# START OF Given data
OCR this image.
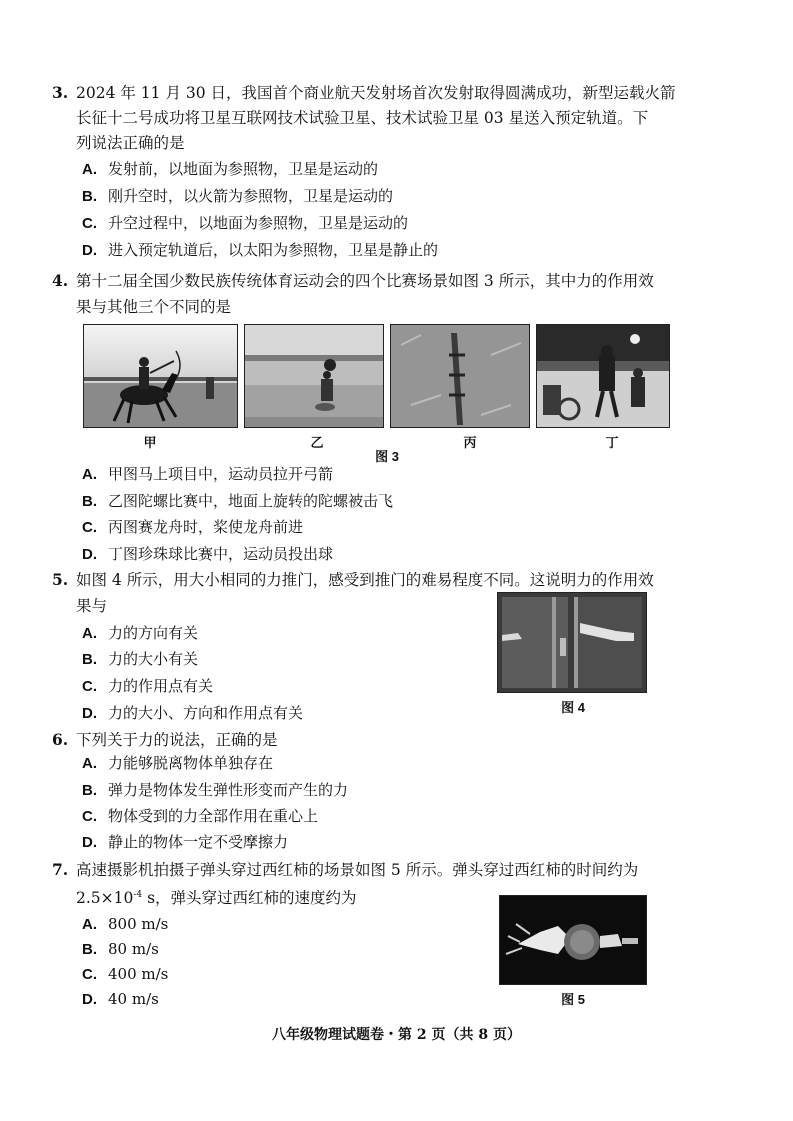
3. 2024 年 11 月 30 日，我国首个商业航天发射场首次发射取得圆满成功，新型运载火箭
长征十二号成功将卫星互联网技术试验卫星、技术试验卫星 03 星送入预定轨道。下
列说法正确的是
A. 发射前，以地面为参照物，卫星是运动的
B. 刚升空时，以火箭为参照物，卫星是运动的
C. 升空过程中，以地面为参照物，卫星是运动的
D. 进入预定轨道后，以太阳为参照物，卫星是静止的
4. 第十二届全国少数民族传统体育运动会的四个比赛场景如图 3 所示，其中力的作用效
果与其他三个不同的是
甲	乙
图 3
丙	丁
A. 甲图马上项目中，运动员拉开弓箭
B. 乙图陀螺比赛中，地面上旋转的陀螺被击飞
C. 丙图赛龙舟时，桨使龙舟前进
D. 丁图珍珠球比赛中，运动员投出球
5. 如图 4 所示，用大小相同的力推门，感受到推门的难易程度不同。这说明力的作用效
果与
图 4
A. 力的方向有关
B. 力的大小有关
C. 力的作用点有关
D. 力的大小、方向和作用点有关
6. 下列关于力的说法，正确的是
A. 力能够脱离物体单独存在
B. 弹力是物体发生弹性形变而产生的力
C. 物体受到的力全部作用在重心上
D. 静止的物体一定不受摩擦力
7. 高速摄影机拍摄子弹头穿过西红柿的场景如图 5 所示。弹头穿过西红柿的时间约为
$2.5\times 10^{-4}$ s，弹头穿过西红柿的速度约为
图 5
A. 800 m/s
B. 80 m/s
C. 400 m/s
D. 40 m/s
八年级物理试题卷・第 2 页（共 8 页）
# END OF Given data
Problem details:
Scan the records above for the string "卫星是运动的", then select every line that holds it.

Final result:
A. 发射前，以地面为参照物，卫星是运动的
B. 刚升空时，以火箭为参照物，卫星是运动的
C. 升空过程中，以地面为参照物，卫星是运动的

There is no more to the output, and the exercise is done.